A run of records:
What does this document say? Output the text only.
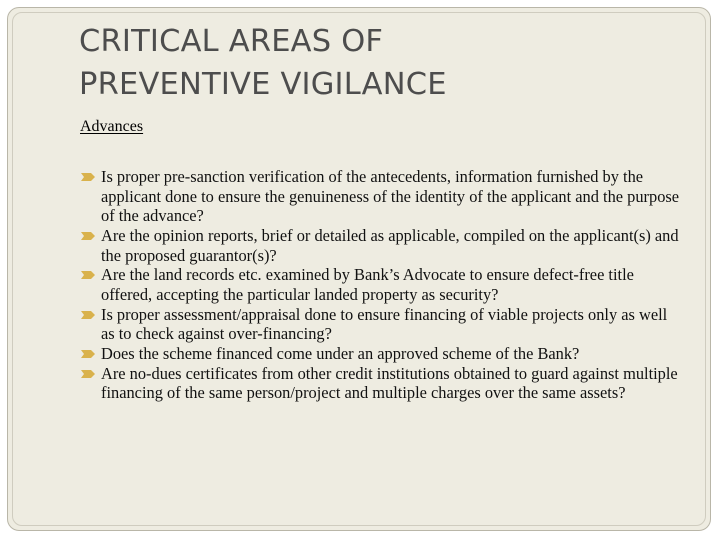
CRITICAL AREAS OF
PREVENTIVE VIGILANCE

Advances

Is proper pre-sanction verification of the antecedents, information furnished by the applicant done to ensure the genuineness of the identity of the applicant and the purpose of the advance?
Are the opinion reports, brief or detailed as applicable, compiled on the applicant(s) and the proposed guarantor(s)?
Are the land records etc. examined by Bank’s Advocate to ensure defect-free title offered, accepting the particular landed property as security?
Is proper assessment/appraisal done to ensure financing of viable projects only as well as to check against over-financing?
Does the scheme financed come under an approved scheme of the Bank?
Are no-dues certificates from other credit institutions obtained to guard against multiple financing of the same person/project and multiple charges over the same assets?
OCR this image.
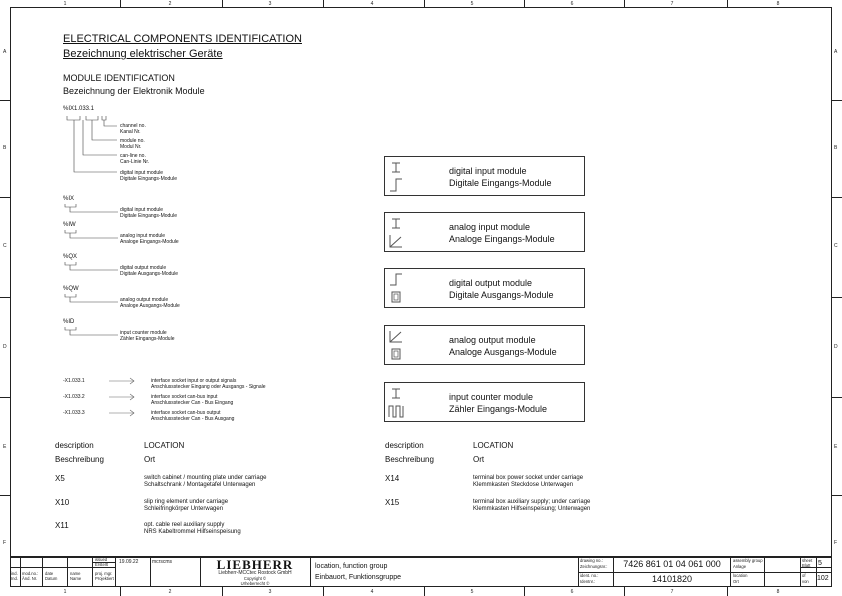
1
1
2
2
3
3
4
4
5
5
6
6
7
7
8
8
A	A
B	B
C	C
D	D
E	E
F	F
ELECTRICAL COMPONENTS IDENTIFICATION
Bezeichnung elektrischer Geräte
MODULE IDENTIFICATION
Bezeichnung der Elektronik Module
%IX1.033.1
channel no.
Kanal Nr.
module no.
Modul Nr.
can-line no.
Can-Linie Nr.
digital input module
Digitale Eingangs-Module
%IX
digital input module
Digitale Eingangs-Module
%IW
analog input module
Analoge Eingangs-Module
%QX
digital output module
Digitale Ausgangs-Module
%QW
analog output module
Analoge Ausgangs-Module
%ID
input counter module
Zähler Eingangs-Module
-X1.033.1	interface socket input or output signals
Anschlussstecker Eingang oder Ausgangs - Signale
-X1.033.2	interface socket can-bus input
Anschlussstecker Can - Bus Eingang
-X1.033.3	interface socket can-bus output
Anschlussstecker Can - Bus Ausgang
digital input module
Digitale Eingangs-Module
analog input module
Analoge Eingangs-Module
digital output module
Digitale Ausgangs-Module
analog output module
Analoge Ausgangs-Module
input counter module
Zähler Eingangs-Module
description
Beschreibung
LOCATION
Ort
description
Beschreibung
LOCATION
Ort
X5	switch cabinet / mounting plate under carriage
Schaltschrank / Montagetafel Unterwagen
X10	slip ring element under carriage
Schleifringkörper Unterwagen
X11	opt. cable reel auxiliary supply
NRS Kabeltrommel Hilfseinspeisung
X14	terminal box power socket under carriage
Klemmkasten Steckdose Unterwagen
X15	terminal box auxiliary supply; under carriage
Klemmkasten Hilfseinspeisung; Unterwagen
issued
Erstellt
proj. mgr.
Projektiert
19.09.22	mcrscms
ind.
Ind.
mod.no.:
Änd. Nr.
date
Datum
name
Name
LIEBHERR
Liebherr-MCCtec Rostock GmbH
Copyright ©
Urheberrecht ©
location, function group
Einbauort, Funktionsgruppe
drawing no.:
Zeichnungsnr.:	7426 861 01 04 061 000
ident. no.:
Identnr.:	14101820
assembly group
Anlage
location
Ort
sheet
Blatt
of
von
5
102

PROBLEM STATEMENT: Reproduce each line exactly as it appears, omitting the pictures.

COMPLETED EXERCISE:
What does this document say? Output the text only.
CRITICAL AREAS OF
PREVENTIVE VIGILANCE

Advances

Is proper pre-sanction verification of the antecedents, information furnished by the applicant done to ensure the genuineness of the identity of the applicant and the purpose of the advance?
Are the opinion reports, brief or detailed as applicable, compiled on the applicant(s) and the proposed guarantor(s)?
Are the land records etc. examined by Bank’s Advocate to ensure defect-free title offered, accepting the particular landed property as security?
Is proper assessment/appraisal done to ensure financing of viable projects only as well as to check against over-financing?
Does the scheme financed come under an approved scheme of the Bank?
Are no-dues certificates from other credit institutions obtained to guard against multiple financing of the same person/project and multiple charges over the same assets?
OCR this image.
1
1
2
2
3
3
4
4
5
5
6
6
7
7
8
8
A	A
B	B
C	C
D	D
E	E
F	F
ELECTRICAL COMPONENTS IDENTIFICATION
Bezeichnung elektrischer Geräte
MODULE IDENTIFICATION
Bezeichnung der Elektronik Module
%IX1.033.1
channel no.
Kanal Nr.
module no.
Modul Nr.
can-line no.
Can-Linie Nr.
digital input module
Digitale Eingangs-Module
%IX
digital input module
Digitale Eingangs-Module
%IW
analog input module
Analoge Eingangs-Module
%QX
digital output module
Digitale Ausgangs-Module
%QW
analog output module
Analoge Ausgangs-Module
%ID
input counter module
Zähler Eingangs-Module
-X1.033.1	interface socket input or output signals
Anschlussstecker Eingang oder Ausgangs - Signale
-X1.033.2	interface socket can-bus input
Anschlussstecker Can - Bus Eingang
-X1.033.3	interface socket can-bus output
Anschlussstecker Can - Bus Ausgang
digital input module
Digitale Eingangs-Module
analog input module
Analoge Eingangs-Module
digital output module
Digitale Ausgangs-Module
analog output module
Analoge Ausgangs-Module
input counter module
Zähler Eingangs-Module
description
Beschreibung
LOCATION
Ort
description
Beschreibung
LOCATION
Ort
X5	switch cabinet / mounting plate under carriage
Schaltschrank / Montagetafel Unterwagen
X10	slip ring element under carriage
Schleifringkörper Unterwagen
X11	opt. cable reel auxiliary supply
NRS Kabeltrommel Hilfseinspeisung
X14	terminal box power socket under carriage
Klemmkasten Steckdose Unterwagen
X15	terminal box auxiliary supply; under carriage
Klemmkasten Hilfseinspeisung; Unterwagen
issued
Erstellt
proj. mgr.
Projektiert
19.09.22	mcrscms
ind.
Ind.
mod.no.:
Änd. Nr.
date
Datum
name
Name
LIEBHERR
Liebherr-MCCtec Rostock GmbH
Copyright ©
Urheberrecht ©
location, function group
Einbauort, Funktionsgruppe
drawing no.:
Zeichnungsnr.:	7426 861 01 04 061 000
ident. no.:
Identnr.:	14101820
assembly group
Anlage
location
Ort
sheet
Blatt
of
von
5
102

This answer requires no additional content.